__Exercise goal__
Below are the records. List every line holding the word "attacker".

[Dataset excerpts]
━━━━━━━━━━━━━━━━━━━━━━━━━━━━━━

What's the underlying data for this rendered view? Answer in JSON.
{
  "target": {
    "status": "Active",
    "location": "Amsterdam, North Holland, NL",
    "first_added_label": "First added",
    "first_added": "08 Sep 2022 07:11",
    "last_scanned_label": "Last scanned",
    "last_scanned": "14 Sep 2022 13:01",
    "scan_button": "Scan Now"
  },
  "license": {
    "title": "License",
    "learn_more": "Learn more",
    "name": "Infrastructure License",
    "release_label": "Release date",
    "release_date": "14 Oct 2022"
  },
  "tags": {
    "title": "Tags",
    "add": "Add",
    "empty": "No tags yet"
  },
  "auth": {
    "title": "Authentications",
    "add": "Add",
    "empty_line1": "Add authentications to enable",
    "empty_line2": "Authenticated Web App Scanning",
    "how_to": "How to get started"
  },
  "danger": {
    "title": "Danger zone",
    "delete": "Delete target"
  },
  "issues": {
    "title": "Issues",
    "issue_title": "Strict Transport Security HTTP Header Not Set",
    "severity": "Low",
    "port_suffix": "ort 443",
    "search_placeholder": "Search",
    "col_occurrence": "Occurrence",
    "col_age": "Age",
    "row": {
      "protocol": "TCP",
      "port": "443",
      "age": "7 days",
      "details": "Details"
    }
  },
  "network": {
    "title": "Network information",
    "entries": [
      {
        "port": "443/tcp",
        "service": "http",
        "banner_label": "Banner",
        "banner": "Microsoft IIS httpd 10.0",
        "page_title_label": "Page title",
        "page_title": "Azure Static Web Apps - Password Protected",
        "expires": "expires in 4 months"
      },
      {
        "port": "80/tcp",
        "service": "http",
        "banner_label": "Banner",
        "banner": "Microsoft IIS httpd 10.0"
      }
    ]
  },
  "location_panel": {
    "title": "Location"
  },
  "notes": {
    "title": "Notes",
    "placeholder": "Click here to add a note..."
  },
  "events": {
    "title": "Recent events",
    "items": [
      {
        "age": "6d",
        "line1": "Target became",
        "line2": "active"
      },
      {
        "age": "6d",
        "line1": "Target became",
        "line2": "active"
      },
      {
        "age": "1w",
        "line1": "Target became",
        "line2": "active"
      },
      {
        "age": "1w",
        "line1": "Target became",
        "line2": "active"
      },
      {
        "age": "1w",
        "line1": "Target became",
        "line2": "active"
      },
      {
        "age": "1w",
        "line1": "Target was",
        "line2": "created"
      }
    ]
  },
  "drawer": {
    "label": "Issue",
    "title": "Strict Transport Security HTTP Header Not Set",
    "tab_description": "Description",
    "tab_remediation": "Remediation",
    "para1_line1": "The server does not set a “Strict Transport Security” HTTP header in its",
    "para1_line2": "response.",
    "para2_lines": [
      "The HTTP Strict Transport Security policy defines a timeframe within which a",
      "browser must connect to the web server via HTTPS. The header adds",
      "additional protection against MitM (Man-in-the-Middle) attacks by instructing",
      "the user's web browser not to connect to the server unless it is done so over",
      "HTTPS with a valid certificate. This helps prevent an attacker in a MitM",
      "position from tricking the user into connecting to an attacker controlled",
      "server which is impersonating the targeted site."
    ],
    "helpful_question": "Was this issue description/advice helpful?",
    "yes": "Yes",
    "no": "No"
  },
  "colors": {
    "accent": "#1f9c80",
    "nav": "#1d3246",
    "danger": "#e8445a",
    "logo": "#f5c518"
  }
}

━━━━━━━━━━━━━━━━━━━━━━━━━━━━━━

__The answer__
      "HTTPS with a valid certificate. This helps prevent an attacker in a MitM",
      "position from tricking the user into connecting to an attacker controlled",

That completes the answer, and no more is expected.